→ Brief
Return the following rows verbatim, starting at the line that contains "button[interactable]: u bbox=[237, 603, 268, 640]" and stopping after the line that contains "staticText: i bbox=[281, 609, 286, 634]".

→ Records shown
· · · ·

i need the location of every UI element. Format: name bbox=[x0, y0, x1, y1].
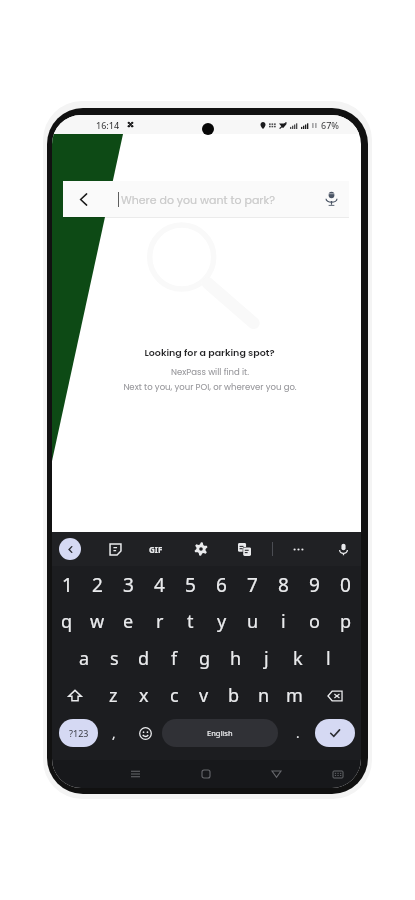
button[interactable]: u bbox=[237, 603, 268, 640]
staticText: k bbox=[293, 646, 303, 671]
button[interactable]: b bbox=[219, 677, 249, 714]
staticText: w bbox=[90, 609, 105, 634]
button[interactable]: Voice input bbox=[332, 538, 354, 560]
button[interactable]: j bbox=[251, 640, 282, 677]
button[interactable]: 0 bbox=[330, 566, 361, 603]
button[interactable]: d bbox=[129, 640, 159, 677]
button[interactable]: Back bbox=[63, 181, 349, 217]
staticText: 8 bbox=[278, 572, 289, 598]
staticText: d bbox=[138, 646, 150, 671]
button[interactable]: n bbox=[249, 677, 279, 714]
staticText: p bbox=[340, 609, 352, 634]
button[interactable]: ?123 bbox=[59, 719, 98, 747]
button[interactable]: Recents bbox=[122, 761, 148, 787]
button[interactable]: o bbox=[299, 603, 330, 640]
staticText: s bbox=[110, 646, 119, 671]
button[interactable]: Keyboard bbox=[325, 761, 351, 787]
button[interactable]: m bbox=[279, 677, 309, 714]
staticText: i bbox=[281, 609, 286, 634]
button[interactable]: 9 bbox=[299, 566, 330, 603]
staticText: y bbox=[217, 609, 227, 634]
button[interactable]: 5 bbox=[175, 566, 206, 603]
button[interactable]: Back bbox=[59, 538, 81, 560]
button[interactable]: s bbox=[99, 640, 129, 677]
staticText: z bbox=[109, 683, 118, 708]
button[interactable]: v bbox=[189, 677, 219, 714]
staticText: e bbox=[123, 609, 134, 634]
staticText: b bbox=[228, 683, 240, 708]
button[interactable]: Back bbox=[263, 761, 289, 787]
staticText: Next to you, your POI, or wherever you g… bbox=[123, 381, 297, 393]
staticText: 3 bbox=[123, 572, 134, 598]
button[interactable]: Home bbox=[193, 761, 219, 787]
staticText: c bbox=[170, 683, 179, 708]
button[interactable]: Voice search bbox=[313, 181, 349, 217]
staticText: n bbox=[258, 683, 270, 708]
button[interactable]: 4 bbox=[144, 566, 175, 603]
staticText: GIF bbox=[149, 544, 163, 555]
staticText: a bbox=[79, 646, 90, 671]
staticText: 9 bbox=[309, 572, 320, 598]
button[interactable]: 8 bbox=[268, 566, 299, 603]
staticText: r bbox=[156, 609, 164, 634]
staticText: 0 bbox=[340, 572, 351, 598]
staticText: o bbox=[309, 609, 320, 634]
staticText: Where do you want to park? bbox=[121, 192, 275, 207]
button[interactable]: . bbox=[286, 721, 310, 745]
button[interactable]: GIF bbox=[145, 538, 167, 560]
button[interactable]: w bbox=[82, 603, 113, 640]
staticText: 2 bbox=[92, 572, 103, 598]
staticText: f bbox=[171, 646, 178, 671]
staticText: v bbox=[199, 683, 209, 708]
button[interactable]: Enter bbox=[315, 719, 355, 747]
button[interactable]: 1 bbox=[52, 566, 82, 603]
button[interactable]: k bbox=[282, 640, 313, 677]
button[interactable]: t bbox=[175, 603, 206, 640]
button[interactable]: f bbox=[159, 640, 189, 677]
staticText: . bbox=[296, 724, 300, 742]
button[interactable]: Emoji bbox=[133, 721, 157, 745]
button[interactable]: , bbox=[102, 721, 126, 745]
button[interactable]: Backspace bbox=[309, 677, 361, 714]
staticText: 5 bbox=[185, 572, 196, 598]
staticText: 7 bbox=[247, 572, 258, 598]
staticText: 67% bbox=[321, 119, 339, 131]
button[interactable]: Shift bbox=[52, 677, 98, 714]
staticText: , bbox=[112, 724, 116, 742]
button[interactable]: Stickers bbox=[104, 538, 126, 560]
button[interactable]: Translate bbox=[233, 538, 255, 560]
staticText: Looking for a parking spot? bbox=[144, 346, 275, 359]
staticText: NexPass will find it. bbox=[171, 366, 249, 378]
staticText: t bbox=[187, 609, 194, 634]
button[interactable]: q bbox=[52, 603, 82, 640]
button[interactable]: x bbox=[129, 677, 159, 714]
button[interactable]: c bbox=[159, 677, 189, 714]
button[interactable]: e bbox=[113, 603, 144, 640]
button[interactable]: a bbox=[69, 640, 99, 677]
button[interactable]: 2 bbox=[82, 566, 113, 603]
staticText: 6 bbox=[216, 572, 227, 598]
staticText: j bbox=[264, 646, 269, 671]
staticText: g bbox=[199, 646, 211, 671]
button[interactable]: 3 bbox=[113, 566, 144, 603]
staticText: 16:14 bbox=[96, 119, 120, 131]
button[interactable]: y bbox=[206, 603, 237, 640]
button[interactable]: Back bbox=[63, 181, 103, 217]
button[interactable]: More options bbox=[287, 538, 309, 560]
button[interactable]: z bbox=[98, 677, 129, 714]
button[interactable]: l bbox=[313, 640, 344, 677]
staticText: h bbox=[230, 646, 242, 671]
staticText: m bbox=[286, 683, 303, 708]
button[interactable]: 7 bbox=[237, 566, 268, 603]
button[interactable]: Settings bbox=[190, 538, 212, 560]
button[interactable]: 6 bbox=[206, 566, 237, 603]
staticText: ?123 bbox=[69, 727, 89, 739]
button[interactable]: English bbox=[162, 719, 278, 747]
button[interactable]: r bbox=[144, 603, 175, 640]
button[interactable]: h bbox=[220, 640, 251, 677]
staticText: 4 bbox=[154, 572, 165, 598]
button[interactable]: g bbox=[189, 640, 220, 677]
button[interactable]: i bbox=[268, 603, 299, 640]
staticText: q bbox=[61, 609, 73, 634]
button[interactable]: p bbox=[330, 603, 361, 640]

· · · ·

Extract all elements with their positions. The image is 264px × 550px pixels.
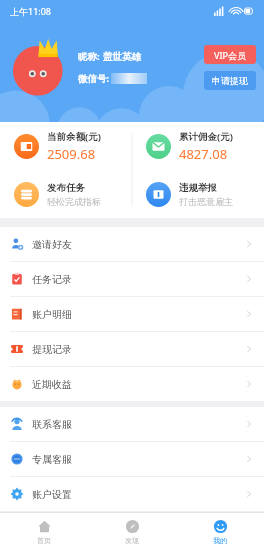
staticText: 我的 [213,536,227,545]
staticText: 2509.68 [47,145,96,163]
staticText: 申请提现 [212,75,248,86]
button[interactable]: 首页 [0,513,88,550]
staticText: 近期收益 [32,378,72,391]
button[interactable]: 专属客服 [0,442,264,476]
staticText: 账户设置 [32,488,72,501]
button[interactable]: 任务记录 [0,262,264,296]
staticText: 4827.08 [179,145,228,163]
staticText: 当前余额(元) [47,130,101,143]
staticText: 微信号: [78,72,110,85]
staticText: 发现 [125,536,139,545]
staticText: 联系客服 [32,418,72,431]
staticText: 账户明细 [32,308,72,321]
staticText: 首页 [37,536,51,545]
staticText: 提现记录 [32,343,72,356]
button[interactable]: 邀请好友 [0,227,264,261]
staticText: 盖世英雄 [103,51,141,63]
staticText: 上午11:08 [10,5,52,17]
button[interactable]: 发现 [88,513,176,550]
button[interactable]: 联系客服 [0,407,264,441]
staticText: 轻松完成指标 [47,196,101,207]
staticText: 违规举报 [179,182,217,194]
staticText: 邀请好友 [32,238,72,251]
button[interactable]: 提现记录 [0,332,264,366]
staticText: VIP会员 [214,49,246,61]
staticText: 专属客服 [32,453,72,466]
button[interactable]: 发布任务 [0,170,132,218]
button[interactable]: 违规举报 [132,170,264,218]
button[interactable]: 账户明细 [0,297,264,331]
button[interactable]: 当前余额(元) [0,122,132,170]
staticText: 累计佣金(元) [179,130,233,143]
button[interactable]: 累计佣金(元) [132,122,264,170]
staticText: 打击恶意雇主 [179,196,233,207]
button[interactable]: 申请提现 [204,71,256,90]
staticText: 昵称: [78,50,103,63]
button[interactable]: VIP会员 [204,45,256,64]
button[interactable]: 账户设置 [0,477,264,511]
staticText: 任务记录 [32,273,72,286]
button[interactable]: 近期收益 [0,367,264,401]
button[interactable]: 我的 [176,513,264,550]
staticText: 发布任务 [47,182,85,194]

· · · ·

→ Exercise result
button[interactable]: u bbox=[237, 603, 268, 640]
staticText: k bbox=[293, 646, 303, 671]
button[interactable]: b bbox=[219, 677, 249, 714]
staticText: w bbox=[90, 609, 105, 634]
button[interactable]: Voice input bbox=[332, 538, 354, 560]
button[interactable]: j bbox=[251, 640, 282, 677]
button[interactable]: 0 bbox=[330, 566, 361, 603]
button[interactable]: d bbox=[129, 640, 159, 677]
button[interactable]: Back bbox=[63, 181, 349, 217]
staticText: 8 bbox=[278, 572, 289, 598]
staticText: d bbox=[138, 646, 150, 671]
button[interactable]: n bbox=[249, 677, 279, 714]
staticText: p bbox=[340, 609, 352, 634]
button[interactable]: ?123 bbox=[59, 719, 98, 747]
button[interactable]: Recents bbox=[122, 761, 148, 787]
button[interactable]: o bbox=[299, 603, 330, 640]
staticText: s bbox=[110, 646, 119, 671]
button[interactable]: Keyboard bbox=[325, 761, 351, 787]
button[interactable]: m bbox=[279, 677, 309, 714]
staticText: i bbox=[281, 609, 286, 634]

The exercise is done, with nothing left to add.